§ **Record excerpts**:
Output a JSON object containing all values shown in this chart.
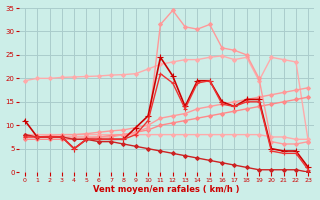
{
  "bg_color": "#cceee8",
  "grid_color": "#aacccc",
  "xlabel": "Vent moyen/en rafales ( km/h )",
  "xlabel_color": "#cc0000",
  "tick_label_color": "#cc0000",
  "xlim": [
    -0.5,
    23.5
  ],
  "ylim": [
    0,
    35
  ],
  "yticks": [
    0,
    5,
    10,
    15,
    20,
    25,
    30,
    35
  ],
  "xticks": [
    0,
    1,
    2,
    3,
    4,
    5,
    6,
    7,
    8,
    9,
    10,
    11,
    12,
    13,
    14,
    15,
    16,
    17,
    18,
    19,
    20,
    21,
    22,
    23
  ],
  "lines": [
    {
      "x": [
        0,
        1,
        2,
        3,
        4,
        5,
        6,
        7,
        8,
        9,
        10,
        11,
        12,
        13,
        14,
        15,
        16,
        17,
        18,
        19,
        20,
        21,
        22,
        23
      ],
      "y": [
        19.5,
        20.0,
        20.0,
        20.2,
        20.3,
        20.4,
        20.5,
        20.7,
        20.8,
        21.0,
        22.0,
        23.0,
        23.5,
        24.0,
        24.0,
        24.5,
        24.8,
        24.0,
        24.5,
        19.5,
        24.5,
        24.0,
        23.5,
        6.5
      ],
      "color": "#ffaaaa",
      "lw": 1.0,
      "marker": "D",
      "ms": 2.0
    },
    {
      "x": [
        0,
        1,
        2,
        3,
        4,
        5,
        6,
        7,
        8,
        9,
        10,
        11,
        12,
        13,
        14,
        15,
        16,
        17,
        18,
        19,
        20,
        21,
        22,
        23
      ],
      "y": [
        8.0,
        8.0,
        8.0,
        8.0,
        8.0,
        8.0,
        8.0,
        8.0,
        8.0,
        8.0,
        8.0,
        8.0,
        8.0,
        8.0,
        8.0,
        8.0,
        8.0,
        8.0,
        8.0,
        8.0,
        7.5,
        7.5,
        7.0,
        7.0
      ],
      "color": "#ffaaaa",
      "lw": 1.0,
      "marker": "D",
      "ms": 2.0
    },
    {
      "x": [
        0,
        1,
        2,
        3,
        4,
        5,
        6,
        7,
        8,
        9,
        10,
        11,
        12,
        13,
        14,
        15,
        16,
        17,
        18,
        19,
        20,
        21,
        22,
        23
      ],
      "y": [
        7.5,
        7.5,
        7.8,
        8.0,
        8.0,
        8.2,
        8.5,
        8.8,
        9.0,
        9.5,
        10.0,
        11.5,
        12.0,
        12.5,
        13.5,
        14.0,
        14.5,
        15.0,
        15.5,
        16.0,
        16.5,
        17.0,
        17.5,
        18.0
      ],
      "color": "#ff9999",
      "lw": 1.0,
      "marker": "D",
      "ms": 2.0
    },
    {
      "x": [
        0,
        1,
        2,
        3,
        4,
        5,
        6,
        7,
        8,
        9,
        10,
        11,
        12,
        13,
        14,
        15,
        16,
        17,
        18,
        19,
        20,
        21,
        22,
        23
      ],
      "y": [
        7.0,
        7.0,
        7.0,
        7.0,
        7.0,
        7.2,
        7.5,
        7.8,
        8.0,
        8.5,
        9.0,
        10.0,
        10.5,
        11.0,
        11.5,
        12.0,
        12.5,
        13.0,
        13.5,
        14.0,
        14.5,
        15.0,
        15.5,
        16.0
      ],
      "color": "#ff8888",
      "lw": 1.0,
      "marker": "D",
      "ms": 2.0
    },
    {
      "x": [
        0,
        1,
        2,
        3,
        4,
        5,
        6,
        7,
        8,
        9,
        10,
        11,
        12,
        13,
        14,
        15,
        16,
        17,
        18,
        19,
        20,
        21,
        22,
        23
      ],
      "y": [
        7.5,
        7.5,
        7.5,
        7.5,
        7.5,
        7.5,
        7.5,
        7.5,
        8.0,
        8.5,
        9.5,
        31.5,
        34.5,
        31.0,
        30.5,
        31.5,
        26.5,
        26.0,
        25.0,
        20.0,
        6.5,
        6.0,
        6.0,
        6.5
      ],
      "color": "#ff9999",
      "lw": 1.0,
      "marker": "D",
      "ms": 2.0
    },
    {
      "x": [
        0,
        1,
        2,
        3,
        4,
        5,
        6,
        7,
        8,
        9,
        10,
        11,
        12,
        13,
        14,
        15,
        16,
        17,
        18,
        19,
        20,
        21,
        22,
        23
      ],
      "y": [
        11.0,
        7.5,
        7.5,
        7.5,
        5.0,
        7.0,
        7.0,
        7.0,
        7.0,
        9.5,
        12.0,
        24.5,
        20.5,
        14.0,
        19.5,
        19.5,
        15.0,
        14.0,
        15.5,
        15.5,
        5.0,
        4.5,
        4.5,
        1.0
      ],
      "color": "#cc0000",
      "lw": 1.2,
      "marker": "+",
      "ms": 4.0
    },
    {
      "x": [
        0,
        1,
        2,
        3,
        4,
        5,
        6,
        7,
        8,
        9,
        10,
        11,
        12,
        13,
        14,
        15,
        16,
        17,
        18,
        19,
        20,
        21,
        22,
        23
      ],
      "y": [
        8.0,
        7.5,
        7.5,
        7.5,
        7.0,
        7.0,
        6.5,
        6.5,
        6.0,
        5.5,
        5.0,
        4.5,
        4.0,
        3.5,
        3.0,
        2.5,
        2.0,
        1.5,
        1.0,
        0.5,
        0.5,
        0.5,
        0.5,
        0.0
      ],
      "color": "#cc2222",
      "lw": 1.0,
      "marker": "D",
      "ms": 2.0
    },
    {
      "x": [
        0,
        1,
        2,
        3,
        4,
        5,
        6,
        7,
        8,
        9,
        10,
        11,
        12,
        13,
        14,
        15,
        16,
        17,
        18,
        19,
        20,
        21,
        22,
        23
      ],
      "y": [
        7.5,
        7.5,
        7.5,
        7.5,
        5.0,
        7.0,
        7.0,
        7.0,
        7.0,
        8.0,
        11.0,
        21.0,
        19.0,
        13.5,
        19.0,
        19.5,
        14.5,
        14.0,
        15.0,
        15.0,
        4.5,
        4.0,
        4.0,
        0.5
      ],
      "color": "#ee3333",
      "lw": 1.0,
      "marker": "+",
      "ms": 3.5
    }
  ]
}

§ **What the task requires**:
Write out the listing above exactly as it stands, pictures excluded.

§ **Result**:
Output a JSON object containing all values shown in this chart.
{
  "bg_color": "#cceee8",
  "grid_color": "#aacccc",
  "xlabel": "Vent moyen/en rafales ( km/h )",
  "xlabel_color": "#cc0000",
  "tick_label_color": "#cc0000",
  "xlim": [
    -0.5,
    23.5
  ],
  "ylim": [
    0,
    35
  ],
  "yticks": [
    0,
    5,
    10,
    15,
    20,
    25,
    30,
    35
  ],
  "xticks": [
    0,
    1,
    2,
    3,
    4,
    5,
    6,
    7,
    8,
    9,
    10,
    11,
    12,
    13,
    14,
    15,
    16,
    17,
    18,
    19,
    20,
    21,
    22,
    23
  ],
  "lines": [
    {
      "x": [
        0,
        1,
        2,
        3,
        4,
        5,
        6,
        7,
        8,
        9,
        10,
        11,
        12,
        13,
        14,
        15,
        16,
        17,
        18,
        19,
        20,
        21,
        22,
        23
      ],
      "y": [
        19.5,
        20.0,
        20.0,
        20.2,
        20.3,
        20.4,
        20.5,
        20.7,
        20.8,
        21.0,
        22.0,
        23.0,
        23.5,
        24.0,
        24.0,
        24.5,
        24.8,
        24.0,
        24.5,
        19.5,
        24.5,
        24.0,
        23.5,
        6.5
      ],
      "color": "#ffaaaa",
      "lw": 1.0,
      "marker": "D",
      "ms": 2.0
    },
    {
      "x": [
        0,
        1,
        2,
        3,
        4,
        5,
        6,
        7,
        8,
        9,
        10,
        11,
        12,
        13,
        14,
        15,
        16,
        17,
        18,
        19,
        20,
        21,
        22,
        23
      ],
      "y": [
        8.0,
        8.0,
        8.0,
        8.0,
        8.0,
        8.0,
        8.0,
        8.0,
        8.0,
        8.0,
        8.0,
        8.0,
        8.0,
        8.0,
        8.0,
        8.0,
        8.0,
        8.0,
        8.0,
        8.0,
        7.5,
        7.5,
        7.0,
        7.0
      ],
      "color": "#ffaaaa",
      "lw": 1.0,
      "marker": "D",
      "ms": 2.0
    },
    {
      "x": [
        0,
        1,
        2,
        3,
        4,
        5,
        6,
        7,
        8,
        9,
        10,
        11,
        12,
        13,
        14,
        15,
        16,
        17,
        18,
        19,
        20,
        21,
        22,
        23
      ],
      "y": [
        7.5,
        7.5,
        7.8,
        8.0,
        8.0,
        8.2,
        8.5,
        8.8,
        9.0,
        9.5,
        10.0,
        11.5,
        12.0,
        12.5,
        13.5,
        14.0,
        14.5,
        15.0,
        15.5,
        16.0,
        16.5,
        17.0,
        17.5,
        18.0
      ],
      "color": "#ff9999",
      "lw": 1.0,
      "marker": "D",
      "ms": 2.0
    },
    {
      "x": [
        0,
        1,
        2,
        3,
        4,
        5,
        6,
        7,
        8,
        9,
        10,
        11,
        12,
        13,
        14,
        15,
        16,
        17,
        18,
        19,
        20,
        21,
        22,
        23
      ],
      "y": [
        7.0,
        7.0,
        7.0,
        7.0,
        7.0,
        7.2,
        7.5,
        7.8,
        8.0,
        8.5,
        9.0,
        10.0,
        10.5,
        11.0,
        11.5,
        12.0,
        12.5,
        13.0,
        13.5,
        14.0,
        14.5,
        15.0,
        15.5,
        16.0
      ],
      "color": "#ff8888",
      "lw": 1.0,
      "marker": "D",
      "ms": 2.0
    },
    {
      "x": [
        0,
        1,
        2,
        3,
        4,
        5,
        6,
        7,
        8,
        9,
        10,
        11,
        12,
        13,
        14,
        15,
        16,
        17,
        18,
        19,
        20,
        21,
        22,
        23
      ],
      "y": [
        7.5,
        7.5,
        7.5,
        7.5,
        7.5,
        7.5,
        7.5,
        7.5,
        8.0,
        8.5,
        9.5,
        31.5,
        34.5,
        31.0,
        30.5,
        31.5,
        26.5,
        26.0,
        25.0,
        20.0,
        6.5,
        6.0,
        6.0,
        6.5
      ],
      "color": "#ff9999",
      "lw": 1.0,
      "marker": "D",
      "ms": 2.0
    },
    {
      "x": [
        0,
        1,
        2,
        3,
        4,
        5,
        6,
        7,
        8,
        9,
        10,
        11,
        12,
        13,
        14,
        15,
        16,
        17,
        18,
        19,
        20,
        21,
        22,
        23
      ],
      "y": [
        11.0,
        7.5,
        7.5,
        7.5,
        5.0,
        7.0,
        7.0,
        7.0,
        7.0,
        9.5,
        12.0,
        24.5,
        20.5,
        14.0,
        19.5,
        19.5,
        15.0,
        14.0,
        15.5,
        15.5,
        5.0,
        4.5,
        4.5,
        1.0
      ],
      "color": "#cc0000",
      "lw": 1.2,
      "marker": "+",
      "ms": 4.0
    },
    {
      "x": [
        0,
        1,
        2,
        3,
        4,
        5,
        6,
        7,
        8,
        9,
        10,
        11,
        12,
        13,
        14,
        15,
        16,
        17,
        18,
        19,
        20,
        21,
        22,
        23
      ],
      "y": [
        8.0,
        7.5,
        7.5,
        7.5,
        7.0,
        7.0,
        6.5,
        6.5,
        6.0,
        5.5,
        5.0,
        4.5,
        4.0,
        3.5,
        3.0,
        2.5,
        2.0,
        1.5,
        1.0,
        0.5,
        0.5,
        0.5,
        0.5,
        0.0
      ],
      "color": "#cc2222",
      "lw": 1.0,
      "marker": "D",
      "ms": 2.0
    },
    {
      "x": [
        0,
        1,
        2,
        3,
        4,
        5,
        6,
        7,
        8,
        9,
        10,
        11,
        12,
        13,
        14,
        15,
        16,
        17,
        18,
        19,
        20,
        21,
        22,
        23
      ],
      "y": [
        7.5,
        7.5,
        7.5,
        7.5,
        5.0,
        7.0,
        7.0,
        7.0,
        7.0,
        8.0,
        11.0,
        21.0,
        19.0,
        13.5,
        19.0,
        19.5,
        14.5,
        14.0,
        15.0,
        15.0,
        4.5,
        4.0,
        4.0,
        0.5
      ],
      "color": "#ee3333",
      "lw": 1.0,
      "marker": "+",
      "ms": 3.5
    }
  ]
}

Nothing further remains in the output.